Saved entries:
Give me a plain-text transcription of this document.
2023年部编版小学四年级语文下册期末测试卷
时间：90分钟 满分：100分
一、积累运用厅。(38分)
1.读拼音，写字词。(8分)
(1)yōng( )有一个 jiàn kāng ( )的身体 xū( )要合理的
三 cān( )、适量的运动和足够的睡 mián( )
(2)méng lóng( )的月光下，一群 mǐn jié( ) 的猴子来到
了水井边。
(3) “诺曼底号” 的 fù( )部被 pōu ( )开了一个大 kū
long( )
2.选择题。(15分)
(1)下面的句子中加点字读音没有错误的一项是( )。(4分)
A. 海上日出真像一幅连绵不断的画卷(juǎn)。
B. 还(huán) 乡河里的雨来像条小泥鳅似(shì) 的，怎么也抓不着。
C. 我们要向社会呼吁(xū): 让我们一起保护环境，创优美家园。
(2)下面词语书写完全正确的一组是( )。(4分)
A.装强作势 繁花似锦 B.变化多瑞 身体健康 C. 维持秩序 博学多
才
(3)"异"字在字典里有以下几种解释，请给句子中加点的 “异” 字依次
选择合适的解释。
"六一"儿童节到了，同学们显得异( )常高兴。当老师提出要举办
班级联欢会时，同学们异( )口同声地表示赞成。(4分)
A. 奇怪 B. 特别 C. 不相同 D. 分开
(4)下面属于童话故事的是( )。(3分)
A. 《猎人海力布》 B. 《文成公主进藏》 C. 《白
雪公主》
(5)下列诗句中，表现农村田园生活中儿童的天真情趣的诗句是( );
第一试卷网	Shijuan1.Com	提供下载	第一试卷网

What you should do: Each entry above needs to be retyped exactly.

Solution to this exercise:
Give me a plain-text transcription of this document.
2023年部编版小学四年级语文下册期末测试卷
时间：90分钟 满分：100分
一、积累运用厅。(38分)
1.读拼音，写字词。(8分)
(1)yōng( )有一个 jiàn kāng ( )的身体 xū( )要合理的
三 cān( )、适量的运动和足够的睡 mián( )
(2)méng lóng( )的月光下，一群 mǐn jié( ) 的猴子来到
了水井边。
(3) “诺曼底号” 的 fù( )部被 pōu ( )开了一个大 kū
long( )
2.选择题。(15分)
(1)下面的句子中加点字读音没有错误的一项是( )。(4分)
A. 海上日出真像一幅连绵不断的画卷(juǎn)。
B. 还(huán) 乡河里的雨来像条小泥鳅似(shì) 的，怎么也抓不着。
C. 我们要向社会呼吁(xū): 让我们一起保护环境，创优美家园。
(2)下面词语书写完全正确的一组是( )。(4分)
A.装强作势 繁花似锦 B.变化多瑞 身体健康 C. 维持秩序 博学多
才
(3)"异"字在字典里有以下几种解释，请给句子中加点的 “异” 字依次
选择合适的解释。
"六一"儿童节到了，同学们显得异( )常高兴。当老师提出要举办
班级联欢会时，同学们异( )口同声地表示赞成。(4分)
A. 奇怪 B. 特别 C. 不相同 D. 分开
(4)下面属于童话故事的是( )。(3分)
A. 《猎人海力布》 B. 《文成公主进藏》 C. 《白
雪公主》
(5)下列诗句中，表现农村田园生活中儿童的天真情趣的诗句是( );
第一试卷网	Shijuan1.Com	提供下载	第一试卷网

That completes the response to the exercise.